> REQUEST:
Make an exact copy of all the material below, apart from the pictures.

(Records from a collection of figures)
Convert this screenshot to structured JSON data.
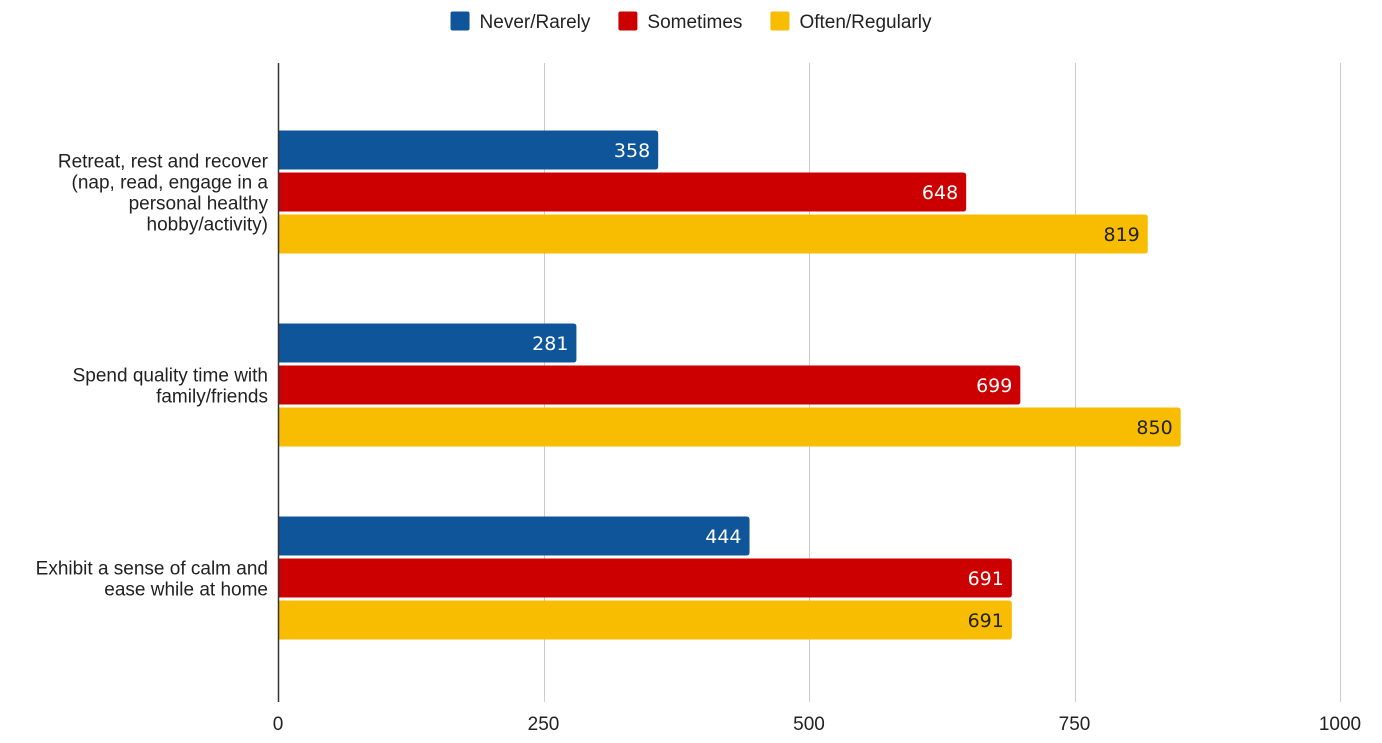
{
  "chart_data": {
    "type": "bar",
    "orientation": "horizontal",
    "categories": [
      [
        "Retreat, rest and recover",
        "(nap, read, engage in a",
        "personal healthy",
        "hobby/activity)"
      ],
      [
        "Spend quality time with",
        "family/friends"
      ],
      [
        "Exhibit a sense of calm and",
        "ease while at home"
      ]
    ],
    "series": [
      {
        "name": "Never/Rarely",
        "color": "#0f5599",
        "label_color": "#ffffff",
        "values": [
          358,
          281,
          444
        ]
      },
      {
        "name": "Sometimes",
        "color": "#cc0000",
        "label_color": "#ffffff",
        "values": [
          648,
          699,
          691
        ]
      },
      {
        "name": "Often/Regularly",
        "color": "#f8bd00",
        "label_color": "#222222",
        "values": [
          819,
          850,
          691
        ]
      }
    ],
    "xlim": [
      0,
      1000
    ],
    "xticks": [
      0,
      250,
      500,
      750,
      1000
    ],
    "xtick_labels": [
      "0",
      "250",
      "500",
      "750",
      "1000"
    ],
    "grid": true,
    "legend_position": "top",
    "data_labels": true
  }
}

> OUTPUT OF THE TASK:
Convert this screenshot to structured JSON data.
{
  "chart_data": {
    "type": "bar",
    "orientation": "horizontal",
    "categories": [
      [
        "Retreat, rest and recover",
        "(nap, read, engage in a",
        "personal healthy",
        "hobby/activity)"
      ],
      [
        "Spend quality time with",
        "family/friends"
      ],
      [
        "Exhibit a sense of calm and",
        "ease while at home"
      ]
    ],
    "series": [
      {
        "name": "Never/Rarely",
        "color": "#0f5599",
        "label_color": "#ffffff",
        "values": [
          358,
          281,
          444
        ]
      },
      {
        "name": "Sometimes",
        "color": "#cc0000",
        "label_color": "#ffffff",
        "values": [
          648,
          699,
          691
        ]
      },
      {
        "name": "Often/Regularly",
        "color": "#f8bd00",
        "label_color": "#222222",
        "values": [
          819,
          850,
          691
        ]
      }
    ],
    "xlim": [
      0,
      1000
    ],
    "xticks": [
      0,
      250,
      500,
      750,
      1000
    ],
    "xtick_labels": [
      "0",
      "250",
      "500",
      "750",
      "1000"
    ],
    "grid": true,
    "legend_position": "top",
    "data_labels": true
  }
}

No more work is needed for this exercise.